Exercise goal = All records should be reproduced verbatim.
= = =
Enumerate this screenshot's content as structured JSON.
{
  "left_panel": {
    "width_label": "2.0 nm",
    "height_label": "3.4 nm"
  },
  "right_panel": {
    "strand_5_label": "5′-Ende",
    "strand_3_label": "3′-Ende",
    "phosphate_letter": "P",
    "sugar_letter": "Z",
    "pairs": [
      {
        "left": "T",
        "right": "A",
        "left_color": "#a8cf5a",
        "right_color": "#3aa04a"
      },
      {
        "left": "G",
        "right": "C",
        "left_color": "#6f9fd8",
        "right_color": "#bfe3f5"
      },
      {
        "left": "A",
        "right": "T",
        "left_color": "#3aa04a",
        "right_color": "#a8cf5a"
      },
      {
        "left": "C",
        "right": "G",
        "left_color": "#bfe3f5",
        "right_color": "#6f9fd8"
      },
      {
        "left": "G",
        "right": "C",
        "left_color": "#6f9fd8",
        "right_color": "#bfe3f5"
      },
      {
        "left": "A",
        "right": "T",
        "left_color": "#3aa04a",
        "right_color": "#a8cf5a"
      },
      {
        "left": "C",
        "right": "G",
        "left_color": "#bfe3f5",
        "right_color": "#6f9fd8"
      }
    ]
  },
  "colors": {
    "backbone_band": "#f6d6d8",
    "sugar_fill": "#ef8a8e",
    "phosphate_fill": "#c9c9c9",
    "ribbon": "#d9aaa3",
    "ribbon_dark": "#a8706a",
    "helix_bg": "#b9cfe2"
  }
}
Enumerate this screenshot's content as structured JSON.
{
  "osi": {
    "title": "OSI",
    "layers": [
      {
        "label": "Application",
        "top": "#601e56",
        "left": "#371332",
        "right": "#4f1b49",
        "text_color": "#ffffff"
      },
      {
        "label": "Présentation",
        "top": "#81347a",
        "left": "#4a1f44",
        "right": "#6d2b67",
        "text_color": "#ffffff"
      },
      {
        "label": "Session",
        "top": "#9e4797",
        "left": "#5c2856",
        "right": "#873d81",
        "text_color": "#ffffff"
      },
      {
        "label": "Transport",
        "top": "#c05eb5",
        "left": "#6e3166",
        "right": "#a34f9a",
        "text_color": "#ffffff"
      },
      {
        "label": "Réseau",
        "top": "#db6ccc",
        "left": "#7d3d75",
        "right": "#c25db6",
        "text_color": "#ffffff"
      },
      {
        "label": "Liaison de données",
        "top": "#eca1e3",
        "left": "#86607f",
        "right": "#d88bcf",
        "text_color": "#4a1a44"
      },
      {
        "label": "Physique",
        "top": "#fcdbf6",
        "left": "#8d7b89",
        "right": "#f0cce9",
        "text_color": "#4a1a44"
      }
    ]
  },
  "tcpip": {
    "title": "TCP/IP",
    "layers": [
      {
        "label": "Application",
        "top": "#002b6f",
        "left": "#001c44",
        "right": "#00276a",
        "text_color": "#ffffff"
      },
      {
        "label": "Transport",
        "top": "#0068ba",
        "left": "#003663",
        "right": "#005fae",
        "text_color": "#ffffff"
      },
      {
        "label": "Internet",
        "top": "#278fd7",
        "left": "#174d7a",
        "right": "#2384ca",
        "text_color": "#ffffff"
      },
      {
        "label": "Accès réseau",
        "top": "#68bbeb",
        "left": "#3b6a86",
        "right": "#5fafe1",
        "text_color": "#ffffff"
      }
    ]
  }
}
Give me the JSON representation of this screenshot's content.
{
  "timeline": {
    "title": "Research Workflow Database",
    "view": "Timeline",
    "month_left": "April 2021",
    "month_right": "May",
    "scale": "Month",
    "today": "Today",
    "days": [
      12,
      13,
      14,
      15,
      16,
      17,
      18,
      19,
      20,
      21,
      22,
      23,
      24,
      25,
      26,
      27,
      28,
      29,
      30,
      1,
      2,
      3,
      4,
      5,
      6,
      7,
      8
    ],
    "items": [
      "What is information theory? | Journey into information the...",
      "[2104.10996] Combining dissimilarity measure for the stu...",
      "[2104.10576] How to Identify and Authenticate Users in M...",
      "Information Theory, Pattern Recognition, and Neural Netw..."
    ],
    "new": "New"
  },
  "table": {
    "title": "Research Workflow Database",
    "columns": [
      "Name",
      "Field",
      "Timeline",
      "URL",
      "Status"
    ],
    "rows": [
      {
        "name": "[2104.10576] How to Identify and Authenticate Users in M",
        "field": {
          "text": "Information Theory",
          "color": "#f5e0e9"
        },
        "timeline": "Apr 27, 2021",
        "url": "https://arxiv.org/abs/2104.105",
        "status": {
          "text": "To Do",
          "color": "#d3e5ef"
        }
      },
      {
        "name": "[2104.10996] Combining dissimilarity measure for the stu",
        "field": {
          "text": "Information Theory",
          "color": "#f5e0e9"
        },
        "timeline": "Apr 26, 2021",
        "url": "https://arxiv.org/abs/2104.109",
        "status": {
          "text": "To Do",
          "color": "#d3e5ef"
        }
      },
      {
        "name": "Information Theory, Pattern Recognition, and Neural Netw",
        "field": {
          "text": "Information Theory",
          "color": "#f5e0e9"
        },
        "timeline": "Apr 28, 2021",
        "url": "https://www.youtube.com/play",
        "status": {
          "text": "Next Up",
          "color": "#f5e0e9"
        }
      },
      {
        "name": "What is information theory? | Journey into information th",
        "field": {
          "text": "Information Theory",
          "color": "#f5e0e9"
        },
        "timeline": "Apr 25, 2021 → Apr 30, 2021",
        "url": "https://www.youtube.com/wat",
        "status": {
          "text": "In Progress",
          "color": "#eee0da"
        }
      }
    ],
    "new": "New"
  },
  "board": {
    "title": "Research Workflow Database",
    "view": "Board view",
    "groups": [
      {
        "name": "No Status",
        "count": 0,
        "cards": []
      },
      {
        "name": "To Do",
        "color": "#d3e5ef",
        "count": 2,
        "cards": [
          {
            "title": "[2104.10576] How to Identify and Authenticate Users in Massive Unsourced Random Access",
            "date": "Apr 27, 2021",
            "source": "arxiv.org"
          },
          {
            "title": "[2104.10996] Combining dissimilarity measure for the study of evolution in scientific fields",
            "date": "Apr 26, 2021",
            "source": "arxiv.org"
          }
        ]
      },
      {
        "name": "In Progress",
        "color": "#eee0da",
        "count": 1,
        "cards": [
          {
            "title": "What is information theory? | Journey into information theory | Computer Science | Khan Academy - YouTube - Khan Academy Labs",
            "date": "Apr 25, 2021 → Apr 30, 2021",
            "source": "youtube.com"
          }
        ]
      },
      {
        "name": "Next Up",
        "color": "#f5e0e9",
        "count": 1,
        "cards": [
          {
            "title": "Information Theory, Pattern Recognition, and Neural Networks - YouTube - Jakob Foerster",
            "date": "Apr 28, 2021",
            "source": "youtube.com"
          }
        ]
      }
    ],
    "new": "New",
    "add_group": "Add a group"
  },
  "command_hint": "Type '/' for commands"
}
= = =
Answer to the task =
Enumerate this screenshot's content as structured JSON.
{
  "left_panel": {
    "width_label": "2.0 nm",
    "height_label": "3.4 nm"
  },
  "right_panel": {
    "strand_5_label": "5′-Ende",
    "strand_3_label": "3′-Ende",
    "phosphate_letter": "P",
    "sugar_letter": "Z",
    "pairs": [
      {
        "left": "T",
        "right": "A",
        "left_color": "#a8cf5a",
        "right_color": "#3aa04a"
      },
      {
        "left": "G",
        "right": "C",
        "left_color": "#6f9fd8",
        "right_color": "#bfe3f5"
      },
      {
        "left": "A",
        "right": "T",
        "left_color": "#3aa04a",
        "right_color": "#a8cf5a"
      },
      {
        "left": "C",
        "right": "G",
        "left_color": "#bfe3f5",
        "right_color": "#6f9fd8"
      },
      {
        "left": "G",
        "right": "C",
        "left_color": "#6f9fd8",
        "right_color": "#bfe3f5"
      },
      {
        "left": "A",
        "right": "T",
        "left_color": "#3aa04a",
        "right_color": "#a8cf5a"
      },
      {
        "left": "C",
        "right": "G",
        "left_color": "#bfe3f5",
        "right_color": "#6f9fd8"
      }
    ]
  },
  "colors": {
    "backbone_band": "#f6d6d8",
    "sugar_fill": "#ef8a8e",
    "phosphate_fill": "#c9c9c9",
    "ribbon": "#d9aaa3",
    "ribbon_dark": "#a8706a",
    "helix_bg": "#b9cfe2"
  }
}
Enumerate this screenshot's content as structured JSON.
{
  "osi": {
    "title": "OSI",
    "layers": [
      {
        "label": "Application",
        "top": "#601e56",
        "left": "#371332",
        "right": "#4f1b49",
        "text_color": "#ffffff"
      },
      {
        "label": "Présentation",
        "top": "#81347a",
        "left": "#4a1f44",
        "right": "#6d2b67",
        "text_color": "#ffffff"
      },
      {
        "label": "Session",
        "top": "#9e4797",
        "left": "#5c2856",
        "right": "#873d81",
        "text_color": "#ffffff"
      },
      {
        "label": "Transport",
        "top": "#c05eb5",
        "left": "#6e3166",
        "right": "#a34f9a",
        "text_color": "#ffffff"
      },
      {
        "label": "Réseau",
        "top": "#db6ccc",
        "left": "#7d3d75",
        "right": "#c25db6",
        "text_color": "#ffffff"
      },
      {
        "label": "Liaison de données",
        "top": "#eca1e3",
        "left": "#86607f",
        "right": "#d88bcf",
        "text_color": "#4a1a44"
      },
      {
        "label": "Physique",
        "top": "#fcdbf6",
        "left": "#8d7b89",
        "right": "#f0cce9",
        "text_color": "#4a1a44"
      }
    ]
  },
  "tcpip": {
    "title": "TCP/IP",
    "layers": [
      {
        "label": "Application",
        "top": "#002b6f",
        "left": "#001c44",
        "right": "#00276a",
        "text_color": "#ffffff"
      },
      {
        "label": "Transport",
        "top": "#0068ba",
        "left": "#003663",
        "right": "#005fae",
        "text_color": "#ffffff"
      },
      {
        "label": "Internet",
        "top": "#278fd7",
        "left": "#174d7a",
        "right": "#2384ca",
        "text_color": "#ffffff"
      },
      {
        "label": "Accès réseau",
        "top": "#68bbeb",
        "left": "#3b6a86",
        "right": "#5fafe1",
        "text_color": "#ffffff"
      }
    ]
  }
}
Give me the JSON representation of this screenshot's content.
{
  "timeline": {
    "title": "Research Workflow Database",
    "view": "Timeline",
    "month_left": "April 2021",
    "month_right": "May",
    "scale": "Month",
    "today": "Today",
    "days": [
      12,
      13,
      14,
      15,
      16,
      17,
      18,
      19,
      20,
      21,
      22,
      23,
      24,
      25,
      26,
      27,
      28,
      29,
      30,
      1,
      2,
      3,
      4,
      5,
      6,
      7,
      8
    ],
    "items": [
      "What is information theory? | Journey into information the...",
      "[2104.10996] Combining dissimilarity measure for the stu...",
      "[2104.10576] How to Identify and Authenticate Users in M...",
      "Information Theory, Pattern Recognition, and Neural Netw..."
    ],
    "new": "New"
  },
  "table": {
    "title": "Research Workflow Database",
    "columns": [
      "Name",
      "Field",
      "Timeline",
      "URL",
      "Status"
    ],
    "rows": [
      {
        "name": "[2104.10576] How to Identify and Authenticate Users in M",
        "field": {
          "text": "Information Theory",
          "color": "#f5e0e9"
        },
        "timeline": "Apr 27, 2021",
        "url": "https://arxiv.org/abs/2104.105",
        "status": {
          "text": "To Do",
          "color": "#d3e5ef"
        }
      },
      {
        "name": "[2104.10996] Combining dissimilarity measure for the stu",
        "field": {
          "text": "Information Theory",
          "color": "#f5e0e9"
        },
        "timeline": "Apr 26, 2021",
        "url": "https://arxiv.org/abs/2104.109",
        "status": {
          "text": "To Do",
          "color": "#d3e5ef"
        }
      },
      {
        "name": "Information Theory, Pattern Recognition, and Neural Netw",
        "field": {
          "text": "Information Theory",
          "color": "#f5e0e9"
        },
        "timeline": "Apr 28, 2021",
        "url": "https://www.youtube.com/play",
        "status": {
          "text": "Next Up",
          "color": "#f5e0e9"
        }
      },
      {
        "name": "What is information theory? | Journey into information th",
        "field": {
          "text": "Information Theory",
          "color": "#f5e0e9"
        },
        "timeline": "Apr 25, 2021 → Apr 30, 2021",
        "url": "https://www.youtube.com/wat",
        "status": {
          "text": "In Progress",
          "color": "#eee0da"
        }
      }
    ],
    "new": "New"
  },
  "board": {
    "title": "Research Workflow Database",
    "view": "Board view",
    "groups": [
      {
        "name": "No Status",
        "count": 0,
        "cards": []
      },
      {
        "name": "To Do",
        "color": "#d3e5ef",
        "count": 2,
        "cards": [
          {
            "title": "[2104.10576] How to Identify and Authenticate Users in Massive Unsourced Random Access",
            "date": "Apr 27, 2021",
            "source": "arxiv.org"
          },
          {
            "title": "[2104.10996] Combining dissimilarity measure for the study of evolution in scientific fields",
            "date": "Apr 26, 2021",
            "source": "arxiv.org"
          }
        ]
      },
      {
        "name": "In Progress",
        "color": "#eee0da",
        "count": 1,
        "cards": [
          {
            "title": "What is information theory? | Journey into information theory | Computer Science | Khan Academy - YouTube - Khan Academy Labs",
            "date": "Apr 25, 2021 → Apr 30, 2021",
            "source": "youtube.com"
          }
        ]
      },
      {
        "name": "Next Up",
        "color": "#f5e0e9",
        "count": 1,
        "cards": [
          {
            "title": "Information Theory, Pattern Recognition, and Neural Networks - YouTube - Jakob Foerster",
            "date": "Apr 28, 2021",
            "source": "youtube.com"
          }
        ]
      }
    ],
    "new": "New",
    "add_group": "Add a group"
  },
  "command_hint": "Type '/' for commands"
}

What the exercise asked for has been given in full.